* [Exercise directions] Tally the lines in the rows below: how many contain the string "header", with case counting? Reply with the number only.

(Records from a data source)
__________________________________________________
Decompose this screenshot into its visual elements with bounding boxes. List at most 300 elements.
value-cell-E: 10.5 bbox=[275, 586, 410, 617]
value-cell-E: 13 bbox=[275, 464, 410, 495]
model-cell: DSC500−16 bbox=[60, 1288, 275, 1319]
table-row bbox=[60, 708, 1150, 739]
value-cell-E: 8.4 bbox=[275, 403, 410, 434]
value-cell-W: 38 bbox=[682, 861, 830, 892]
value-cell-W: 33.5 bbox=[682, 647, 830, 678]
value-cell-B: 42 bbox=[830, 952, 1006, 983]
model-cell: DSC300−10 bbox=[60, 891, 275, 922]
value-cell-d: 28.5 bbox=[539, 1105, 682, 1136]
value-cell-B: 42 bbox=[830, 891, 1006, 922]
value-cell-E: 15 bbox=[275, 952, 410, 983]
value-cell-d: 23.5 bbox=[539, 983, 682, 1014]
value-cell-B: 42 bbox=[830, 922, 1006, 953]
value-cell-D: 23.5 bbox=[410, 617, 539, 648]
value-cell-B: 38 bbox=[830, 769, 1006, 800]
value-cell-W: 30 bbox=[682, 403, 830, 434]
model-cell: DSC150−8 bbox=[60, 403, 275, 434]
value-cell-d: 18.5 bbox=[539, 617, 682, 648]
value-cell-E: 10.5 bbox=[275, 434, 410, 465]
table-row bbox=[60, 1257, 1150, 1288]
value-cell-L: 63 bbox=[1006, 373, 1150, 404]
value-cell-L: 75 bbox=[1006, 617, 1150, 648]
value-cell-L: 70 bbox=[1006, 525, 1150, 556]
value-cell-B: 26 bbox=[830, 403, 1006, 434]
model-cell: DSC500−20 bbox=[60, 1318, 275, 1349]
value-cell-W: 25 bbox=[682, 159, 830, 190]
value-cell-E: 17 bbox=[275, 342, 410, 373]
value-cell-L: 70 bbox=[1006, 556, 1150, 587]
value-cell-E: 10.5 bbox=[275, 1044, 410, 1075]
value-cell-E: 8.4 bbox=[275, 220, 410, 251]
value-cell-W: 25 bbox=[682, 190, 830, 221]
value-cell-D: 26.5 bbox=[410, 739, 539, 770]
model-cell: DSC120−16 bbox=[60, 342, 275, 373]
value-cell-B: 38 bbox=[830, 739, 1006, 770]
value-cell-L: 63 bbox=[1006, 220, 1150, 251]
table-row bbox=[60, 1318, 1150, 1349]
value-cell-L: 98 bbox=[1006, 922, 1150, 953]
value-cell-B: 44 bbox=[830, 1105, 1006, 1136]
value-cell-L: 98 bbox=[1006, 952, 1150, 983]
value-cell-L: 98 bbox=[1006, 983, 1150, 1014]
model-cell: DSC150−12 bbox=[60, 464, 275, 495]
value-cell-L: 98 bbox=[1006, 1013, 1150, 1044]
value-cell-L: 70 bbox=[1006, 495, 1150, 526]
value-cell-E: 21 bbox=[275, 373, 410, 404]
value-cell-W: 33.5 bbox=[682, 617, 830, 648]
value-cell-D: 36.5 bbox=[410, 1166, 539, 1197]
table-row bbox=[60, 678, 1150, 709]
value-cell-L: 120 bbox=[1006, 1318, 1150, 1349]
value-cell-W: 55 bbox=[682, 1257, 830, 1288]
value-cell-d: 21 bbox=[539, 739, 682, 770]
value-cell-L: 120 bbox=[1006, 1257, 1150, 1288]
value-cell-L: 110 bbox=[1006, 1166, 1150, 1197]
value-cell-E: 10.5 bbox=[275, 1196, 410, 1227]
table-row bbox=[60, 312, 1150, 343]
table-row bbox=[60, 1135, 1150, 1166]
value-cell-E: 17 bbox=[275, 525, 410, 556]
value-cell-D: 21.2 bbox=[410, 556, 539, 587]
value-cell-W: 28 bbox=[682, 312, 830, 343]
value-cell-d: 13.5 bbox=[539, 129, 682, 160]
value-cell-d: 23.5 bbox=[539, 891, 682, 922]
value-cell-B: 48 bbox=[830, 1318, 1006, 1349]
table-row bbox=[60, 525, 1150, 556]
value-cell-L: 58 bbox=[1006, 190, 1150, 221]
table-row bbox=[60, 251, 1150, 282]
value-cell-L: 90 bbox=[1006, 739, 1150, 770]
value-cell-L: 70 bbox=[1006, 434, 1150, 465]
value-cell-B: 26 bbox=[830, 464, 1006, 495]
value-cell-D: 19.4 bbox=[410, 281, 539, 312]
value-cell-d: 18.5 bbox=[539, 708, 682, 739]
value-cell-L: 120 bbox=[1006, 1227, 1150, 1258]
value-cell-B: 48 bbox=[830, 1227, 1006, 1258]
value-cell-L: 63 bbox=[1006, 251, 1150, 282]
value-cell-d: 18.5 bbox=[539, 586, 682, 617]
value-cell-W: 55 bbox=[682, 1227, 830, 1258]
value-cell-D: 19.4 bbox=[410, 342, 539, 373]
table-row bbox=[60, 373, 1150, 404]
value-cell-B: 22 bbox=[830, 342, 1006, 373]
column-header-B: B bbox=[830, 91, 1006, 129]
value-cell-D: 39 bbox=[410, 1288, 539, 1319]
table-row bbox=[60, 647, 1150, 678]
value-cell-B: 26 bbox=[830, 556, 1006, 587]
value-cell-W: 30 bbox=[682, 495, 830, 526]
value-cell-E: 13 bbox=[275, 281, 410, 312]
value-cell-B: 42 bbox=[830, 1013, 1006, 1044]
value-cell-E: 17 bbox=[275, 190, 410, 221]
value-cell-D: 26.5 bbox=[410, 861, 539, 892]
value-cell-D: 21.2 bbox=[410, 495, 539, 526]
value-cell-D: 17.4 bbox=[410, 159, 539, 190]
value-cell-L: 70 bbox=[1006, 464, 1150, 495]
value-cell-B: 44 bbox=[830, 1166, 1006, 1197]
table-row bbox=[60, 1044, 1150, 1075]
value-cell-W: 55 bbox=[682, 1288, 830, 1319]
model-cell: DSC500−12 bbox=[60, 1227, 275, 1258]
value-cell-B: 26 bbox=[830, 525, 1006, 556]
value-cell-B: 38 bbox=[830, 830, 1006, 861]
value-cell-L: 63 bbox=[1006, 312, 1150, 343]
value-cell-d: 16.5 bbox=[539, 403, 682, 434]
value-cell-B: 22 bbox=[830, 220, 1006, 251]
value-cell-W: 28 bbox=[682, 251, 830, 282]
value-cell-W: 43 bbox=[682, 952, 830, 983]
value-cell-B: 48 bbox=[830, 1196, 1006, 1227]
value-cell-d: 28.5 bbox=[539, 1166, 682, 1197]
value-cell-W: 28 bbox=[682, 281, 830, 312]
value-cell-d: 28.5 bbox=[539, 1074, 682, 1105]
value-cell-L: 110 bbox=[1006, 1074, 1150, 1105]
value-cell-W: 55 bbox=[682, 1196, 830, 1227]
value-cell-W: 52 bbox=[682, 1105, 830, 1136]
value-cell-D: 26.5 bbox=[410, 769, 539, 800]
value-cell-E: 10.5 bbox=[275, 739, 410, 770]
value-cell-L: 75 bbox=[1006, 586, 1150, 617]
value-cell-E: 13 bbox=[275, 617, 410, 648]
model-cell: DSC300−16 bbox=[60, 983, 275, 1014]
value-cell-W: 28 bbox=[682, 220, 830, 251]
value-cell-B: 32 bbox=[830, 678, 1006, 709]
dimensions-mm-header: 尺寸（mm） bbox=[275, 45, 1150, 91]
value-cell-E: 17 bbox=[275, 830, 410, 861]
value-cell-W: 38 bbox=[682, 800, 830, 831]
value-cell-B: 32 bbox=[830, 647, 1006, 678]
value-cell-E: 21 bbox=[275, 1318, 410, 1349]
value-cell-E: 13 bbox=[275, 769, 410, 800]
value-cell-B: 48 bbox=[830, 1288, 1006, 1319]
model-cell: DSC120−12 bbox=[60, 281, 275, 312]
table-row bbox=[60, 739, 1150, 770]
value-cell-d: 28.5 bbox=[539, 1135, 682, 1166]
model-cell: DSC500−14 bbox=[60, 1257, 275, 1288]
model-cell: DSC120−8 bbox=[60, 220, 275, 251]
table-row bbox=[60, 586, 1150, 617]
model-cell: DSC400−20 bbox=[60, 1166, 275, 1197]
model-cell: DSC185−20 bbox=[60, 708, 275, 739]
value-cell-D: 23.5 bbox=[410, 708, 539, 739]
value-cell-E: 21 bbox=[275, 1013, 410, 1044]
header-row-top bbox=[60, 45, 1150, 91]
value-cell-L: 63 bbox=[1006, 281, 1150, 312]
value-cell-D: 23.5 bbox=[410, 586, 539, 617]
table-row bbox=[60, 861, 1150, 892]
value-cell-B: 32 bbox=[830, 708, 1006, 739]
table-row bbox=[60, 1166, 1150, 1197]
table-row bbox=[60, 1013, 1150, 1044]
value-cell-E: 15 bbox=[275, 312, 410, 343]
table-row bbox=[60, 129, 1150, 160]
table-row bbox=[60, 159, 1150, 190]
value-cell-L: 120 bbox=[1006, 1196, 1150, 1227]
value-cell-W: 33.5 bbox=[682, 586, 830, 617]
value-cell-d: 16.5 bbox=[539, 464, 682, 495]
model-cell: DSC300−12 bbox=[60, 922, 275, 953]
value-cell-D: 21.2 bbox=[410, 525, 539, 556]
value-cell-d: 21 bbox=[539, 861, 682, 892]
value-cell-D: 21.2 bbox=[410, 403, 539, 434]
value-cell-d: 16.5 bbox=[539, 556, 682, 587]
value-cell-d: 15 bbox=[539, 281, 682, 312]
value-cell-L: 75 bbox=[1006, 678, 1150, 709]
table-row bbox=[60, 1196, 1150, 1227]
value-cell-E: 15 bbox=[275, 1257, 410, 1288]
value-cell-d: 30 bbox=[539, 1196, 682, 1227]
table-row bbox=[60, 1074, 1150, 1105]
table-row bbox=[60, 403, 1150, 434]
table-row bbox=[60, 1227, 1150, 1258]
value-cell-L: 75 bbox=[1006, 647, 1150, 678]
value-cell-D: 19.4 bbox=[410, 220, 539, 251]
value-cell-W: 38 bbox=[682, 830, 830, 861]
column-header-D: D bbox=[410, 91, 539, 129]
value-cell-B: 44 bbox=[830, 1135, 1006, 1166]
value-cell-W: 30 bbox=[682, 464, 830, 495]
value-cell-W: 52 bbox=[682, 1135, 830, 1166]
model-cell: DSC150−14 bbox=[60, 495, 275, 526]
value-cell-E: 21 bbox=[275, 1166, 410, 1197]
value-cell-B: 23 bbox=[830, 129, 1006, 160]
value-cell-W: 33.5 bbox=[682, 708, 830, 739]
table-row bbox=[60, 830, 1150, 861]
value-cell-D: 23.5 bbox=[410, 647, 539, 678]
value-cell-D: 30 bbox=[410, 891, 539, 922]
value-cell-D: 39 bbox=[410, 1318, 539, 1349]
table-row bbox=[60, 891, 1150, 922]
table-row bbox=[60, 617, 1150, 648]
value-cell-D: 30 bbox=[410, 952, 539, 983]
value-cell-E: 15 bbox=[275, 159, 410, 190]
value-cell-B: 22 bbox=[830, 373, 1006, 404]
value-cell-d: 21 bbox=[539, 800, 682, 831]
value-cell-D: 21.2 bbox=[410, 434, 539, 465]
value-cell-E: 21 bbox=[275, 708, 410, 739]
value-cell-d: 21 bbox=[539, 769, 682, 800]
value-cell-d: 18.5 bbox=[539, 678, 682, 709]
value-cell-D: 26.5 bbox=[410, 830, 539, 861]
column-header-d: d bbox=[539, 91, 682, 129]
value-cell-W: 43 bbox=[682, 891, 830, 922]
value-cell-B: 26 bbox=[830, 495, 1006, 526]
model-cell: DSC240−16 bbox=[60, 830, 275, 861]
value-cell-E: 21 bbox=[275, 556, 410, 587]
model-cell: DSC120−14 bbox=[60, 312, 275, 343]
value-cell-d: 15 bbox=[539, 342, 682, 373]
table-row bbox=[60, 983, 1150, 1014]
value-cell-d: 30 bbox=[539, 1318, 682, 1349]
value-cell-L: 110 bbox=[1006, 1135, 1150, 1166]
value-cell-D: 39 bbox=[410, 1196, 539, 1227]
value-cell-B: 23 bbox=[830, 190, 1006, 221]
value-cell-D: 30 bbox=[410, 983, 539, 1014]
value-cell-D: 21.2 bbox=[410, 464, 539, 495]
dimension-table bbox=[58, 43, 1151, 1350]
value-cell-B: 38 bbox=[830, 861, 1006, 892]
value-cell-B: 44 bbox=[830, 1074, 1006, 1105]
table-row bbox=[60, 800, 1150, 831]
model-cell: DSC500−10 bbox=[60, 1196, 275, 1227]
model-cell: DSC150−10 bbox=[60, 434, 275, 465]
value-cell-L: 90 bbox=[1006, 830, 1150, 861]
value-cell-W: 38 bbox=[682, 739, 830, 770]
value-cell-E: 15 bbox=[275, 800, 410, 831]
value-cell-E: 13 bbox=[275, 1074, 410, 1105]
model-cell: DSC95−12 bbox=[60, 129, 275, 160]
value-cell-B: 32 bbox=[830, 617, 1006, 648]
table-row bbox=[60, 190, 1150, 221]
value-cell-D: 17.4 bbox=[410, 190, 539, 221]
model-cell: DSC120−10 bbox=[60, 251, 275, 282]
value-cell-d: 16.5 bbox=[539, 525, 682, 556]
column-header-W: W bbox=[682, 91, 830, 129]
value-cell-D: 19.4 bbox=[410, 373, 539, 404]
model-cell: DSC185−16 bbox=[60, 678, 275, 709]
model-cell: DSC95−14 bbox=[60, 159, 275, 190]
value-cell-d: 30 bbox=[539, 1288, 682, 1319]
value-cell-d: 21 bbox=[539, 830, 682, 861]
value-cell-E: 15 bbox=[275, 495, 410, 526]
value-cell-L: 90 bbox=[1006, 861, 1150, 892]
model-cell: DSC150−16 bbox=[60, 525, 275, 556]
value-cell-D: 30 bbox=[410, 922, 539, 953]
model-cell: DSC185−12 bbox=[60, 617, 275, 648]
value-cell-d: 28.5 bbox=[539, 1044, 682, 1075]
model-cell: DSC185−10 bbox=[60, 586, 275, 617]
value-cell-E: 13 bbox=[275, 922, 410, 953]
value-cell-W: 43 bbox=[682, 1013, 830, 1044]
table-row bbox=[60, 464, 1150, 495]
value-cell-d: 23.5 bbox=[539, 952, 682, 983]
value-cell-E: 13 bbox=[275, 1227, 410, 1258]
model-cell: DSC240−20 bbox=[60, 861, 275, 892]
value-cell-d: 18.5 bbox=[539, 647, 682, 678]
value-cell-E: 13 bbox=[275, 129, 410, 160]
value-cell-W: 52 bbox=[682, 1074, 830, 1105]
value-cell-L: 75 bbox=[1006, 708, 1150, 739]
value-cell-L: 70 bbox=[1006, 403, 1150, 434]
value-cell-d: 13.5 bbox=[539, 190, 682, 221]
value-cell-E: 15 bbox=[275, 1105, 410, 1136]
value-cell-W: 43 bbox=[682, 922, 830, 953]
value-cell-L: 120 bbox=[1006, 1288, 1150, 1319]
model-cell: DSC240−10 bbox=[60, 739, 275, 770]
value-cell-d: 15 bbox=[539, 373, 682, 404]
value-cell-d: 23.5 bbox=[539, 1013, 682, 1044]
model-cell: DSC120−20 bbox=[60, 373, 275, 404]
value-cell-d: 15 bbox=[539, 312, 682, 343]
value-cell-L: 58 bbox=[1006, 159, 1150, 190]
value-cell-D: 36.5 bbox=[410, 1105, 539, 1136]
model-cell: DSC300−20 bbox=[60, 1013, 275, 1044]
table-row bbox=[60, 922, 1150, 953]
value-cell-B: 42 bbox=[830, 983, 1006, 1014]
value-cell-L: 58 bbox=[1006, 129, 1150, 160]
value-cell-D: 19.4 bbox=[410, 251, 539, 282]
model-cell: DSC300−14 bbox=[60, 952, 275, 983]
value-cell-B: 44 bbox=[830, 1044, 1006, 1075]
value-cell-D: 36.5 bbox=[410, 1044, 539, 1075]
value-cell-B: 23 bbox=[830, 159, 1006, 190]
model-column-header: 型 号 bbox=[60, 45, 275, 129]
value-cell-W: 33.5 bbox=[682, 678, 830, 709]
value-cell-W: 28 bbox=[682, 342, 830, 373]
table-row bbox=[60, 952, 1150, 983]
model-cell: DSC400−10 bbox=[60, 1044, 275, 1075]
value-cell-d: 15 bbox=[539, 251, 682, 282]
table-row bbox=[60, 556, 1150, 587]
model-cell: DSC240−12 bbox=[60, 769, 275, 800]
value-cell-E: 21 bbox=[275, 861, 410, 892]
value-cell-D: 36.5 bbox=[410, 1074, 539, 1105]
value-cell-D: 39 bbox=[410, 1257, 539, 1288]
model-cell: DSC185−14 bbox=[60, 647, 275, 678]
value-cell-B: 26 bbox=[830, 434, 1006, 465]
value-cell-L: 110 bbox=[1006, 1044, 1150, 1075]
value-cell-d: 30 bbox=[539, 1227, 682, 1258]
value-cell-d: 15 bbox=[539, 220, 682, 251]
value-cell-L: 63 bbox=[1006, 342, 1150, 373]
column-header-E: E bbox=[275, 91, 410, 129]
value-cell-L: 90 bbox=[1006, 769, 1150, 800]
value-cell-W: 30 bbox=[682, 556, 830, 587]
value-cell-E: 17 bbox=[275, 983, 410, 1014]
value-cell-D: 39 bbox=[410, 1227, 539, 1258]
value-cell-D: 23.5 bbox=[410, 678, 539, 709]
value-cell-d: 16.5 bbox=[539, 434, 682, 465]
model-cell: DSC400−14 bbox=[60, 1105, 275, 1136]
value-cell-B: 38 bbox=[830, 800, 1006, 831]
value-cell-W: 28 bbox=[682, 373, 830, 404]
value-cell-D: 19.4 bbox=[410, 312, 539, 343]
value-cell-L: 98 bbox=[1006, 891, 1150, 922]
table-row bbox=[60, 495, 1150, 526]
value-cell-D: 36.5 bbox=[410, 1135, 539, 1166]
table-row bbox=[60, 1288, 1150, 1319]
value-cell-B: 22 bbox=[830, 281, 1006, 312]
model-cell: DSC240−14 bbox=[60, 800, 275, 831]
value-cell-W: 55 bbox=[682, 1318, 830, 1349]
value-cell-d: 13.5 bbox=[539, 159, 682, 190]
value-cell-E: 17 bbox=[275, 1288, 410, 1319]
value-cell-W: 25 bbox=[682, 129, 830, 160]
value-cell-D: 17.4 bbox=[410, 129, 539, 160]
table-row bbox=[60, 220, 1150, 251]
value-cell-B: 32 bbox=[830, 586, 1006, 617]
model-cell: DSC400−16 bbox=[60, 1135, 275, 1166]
__________________________________________________
* [Result for this task] 8